*Dataset records:*

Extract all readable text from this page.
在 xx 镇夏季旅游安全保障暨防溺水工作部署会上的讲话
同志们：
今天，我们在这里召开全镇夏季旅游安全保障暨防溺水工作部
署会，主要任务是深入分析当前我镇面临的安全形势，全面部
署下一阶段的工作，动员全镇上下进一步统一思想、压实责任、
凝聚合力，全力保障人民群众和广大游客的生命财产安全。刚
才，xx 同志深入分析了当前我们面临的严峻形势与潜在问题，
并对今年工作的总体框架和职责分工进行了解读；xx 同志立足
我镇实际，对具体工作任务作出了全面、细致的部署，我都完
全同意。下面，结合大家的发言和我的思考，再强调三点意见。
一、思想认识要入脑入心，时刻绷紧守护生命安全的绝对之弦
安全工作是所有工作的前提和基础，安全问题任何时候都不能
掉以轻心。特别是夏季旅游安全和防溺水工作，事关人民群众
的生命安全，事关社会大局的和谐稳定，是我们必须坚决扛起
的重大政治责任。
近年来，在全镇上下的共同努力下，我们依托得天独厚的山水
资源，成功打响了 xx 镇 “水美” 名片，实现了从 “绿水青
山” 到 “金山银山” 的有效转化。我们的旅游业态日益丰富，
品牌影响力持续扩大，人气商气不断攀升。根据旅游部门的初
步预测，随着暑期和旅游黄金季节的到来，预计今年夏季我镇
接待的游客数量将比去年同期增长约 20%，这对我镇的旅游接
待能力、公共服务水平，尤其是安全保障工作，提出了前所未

*Exercise:* All of the data must be returned exactly.

*Answer to the exercise:*
Extract all readable text from this page.
在 xx 镇夏季旅游安全保障暨防溺水工作部署会上的讲话
同志们：
今天，我们在这里召开全镇夏季旅游安全保障暨防溺水工作部
署会，主要任务是深入分析当前我镇面临的安全形势，全面部
署下一阶段的工作，动员全镇上下进一步统一思想、压实责任、
凝聚合力，全力保障人民群众和广大游客的生命财产安全。刚
才，xx 同志深入分析了当前我们面临的严峻形势与潜在问题，
并对今年工作的总体框架和职责分工进行了解读；xx 同志立足
我镇实际，对具体工作任务作出了全面、细致的部署，我都完
全同意。下面，结合大家的发言和我的思考，再强调三点意见。
一、思想认识要入脑入心，时刻绷紧守护生命安全的绝对之弦
安全工作是所有工作的前提和基础，安全问题任何时候都不能
掉以轻心。特别是夏季旅游安全和防溺水工作，事关人民群众
的生命安全，事关社会大局的和谐稳定，是我们必须坚决扛起
的重大政治责任。
近年来，在全镇上下的共同努力下，我们依托得天独厚的山水
资源，成功打响了 xx 镇 “水美” 名片，实现了从 “绿水青
山” 到 “金山银山” 的有效转化。我们的旅游业态日益丰富，
品牌影响力持续扩大，人气商气不断攀升。根据旅游部门的初
步预测，随着暑期和旅游黄金季节的到来，预计今年夏季我镇
接待的游客数量将比去年同期增长约 20%，这对我镇的旅游接
待能力、公共服务水平，尤其是安全保障工作，提出了前所未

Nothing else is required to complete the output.